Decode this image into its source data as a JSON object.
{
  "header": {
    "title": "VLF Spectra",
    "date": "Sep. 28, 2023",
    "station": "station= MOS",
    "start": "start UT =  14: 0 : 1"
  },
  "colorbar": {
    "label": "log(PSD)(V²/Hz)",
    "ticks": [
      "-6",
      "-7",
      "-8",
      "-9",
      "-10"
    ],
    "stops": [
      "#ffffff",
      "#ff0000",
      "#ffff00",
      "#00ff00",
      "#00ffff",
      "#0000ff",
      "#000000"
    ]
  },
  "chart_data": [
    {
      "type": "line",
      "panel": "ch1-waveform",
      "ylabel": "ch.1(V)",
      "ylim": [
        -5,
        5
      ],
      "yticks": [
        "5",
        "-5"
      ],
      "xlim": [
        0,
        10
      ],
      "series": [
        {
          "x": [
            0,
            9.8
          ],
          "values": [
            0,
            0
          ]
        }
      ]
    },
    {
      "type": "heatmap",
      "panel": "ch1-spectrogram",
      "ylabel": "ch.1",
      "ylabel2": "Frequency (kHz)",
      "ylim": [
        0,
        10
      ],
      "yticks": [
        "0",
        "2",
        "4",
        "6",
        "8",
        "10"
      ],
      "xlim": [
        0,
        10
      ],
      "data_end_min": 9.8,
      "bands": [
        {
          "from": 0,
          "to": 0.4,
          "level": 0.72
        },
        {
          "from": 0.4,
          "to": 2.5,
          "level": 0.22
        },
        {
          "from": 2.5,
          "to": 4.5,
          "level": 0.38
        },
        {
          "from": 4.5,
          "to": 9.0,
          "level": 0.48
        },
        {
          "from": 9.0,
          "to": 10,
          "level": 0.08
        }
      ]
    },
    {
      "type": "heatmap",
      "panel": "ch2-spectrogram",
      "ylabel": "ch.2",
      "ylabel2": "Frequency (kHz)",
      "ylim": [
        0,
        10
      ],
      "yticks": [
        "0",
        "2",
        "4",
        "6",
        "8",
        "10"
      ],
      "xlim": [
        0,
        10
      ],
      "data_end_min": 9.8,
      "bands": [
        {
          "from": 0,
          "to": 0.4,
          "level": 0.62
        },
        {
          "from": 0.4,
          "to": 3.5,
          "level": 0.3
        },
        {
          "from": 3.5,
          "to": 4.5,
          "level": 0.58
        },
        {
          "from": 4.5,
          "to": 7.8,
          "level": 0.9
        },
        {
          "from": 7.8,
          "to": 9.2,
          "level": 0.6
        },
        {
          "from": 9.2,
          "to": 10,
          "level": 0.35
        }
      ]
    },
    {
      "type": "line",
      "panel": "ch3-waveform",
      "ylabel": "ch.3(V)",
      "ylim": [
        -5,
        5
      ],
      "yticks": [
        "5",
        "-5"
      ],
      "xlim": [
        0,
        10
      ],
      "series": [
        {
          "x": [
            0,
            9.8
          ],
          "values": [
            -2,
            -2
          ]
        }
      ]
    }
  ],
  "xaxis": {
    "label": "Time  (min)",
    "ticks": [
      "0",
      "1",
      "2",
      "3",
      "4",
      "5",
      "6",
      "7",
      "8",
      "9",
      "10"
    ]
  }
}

++++

Copy each line of the listing that includes "from".

§ **WRITTEN SOLUTION**:
          "from": 0,
          "from": 0.4,
          "from": 2.5,
          "from": 4.5,
          "from": 9.0,
          "from": 0,
          "from": 0.4,
          "from": 3.5,
          "from": 4.5,
          "from": 7.8,
          "from": 9.2,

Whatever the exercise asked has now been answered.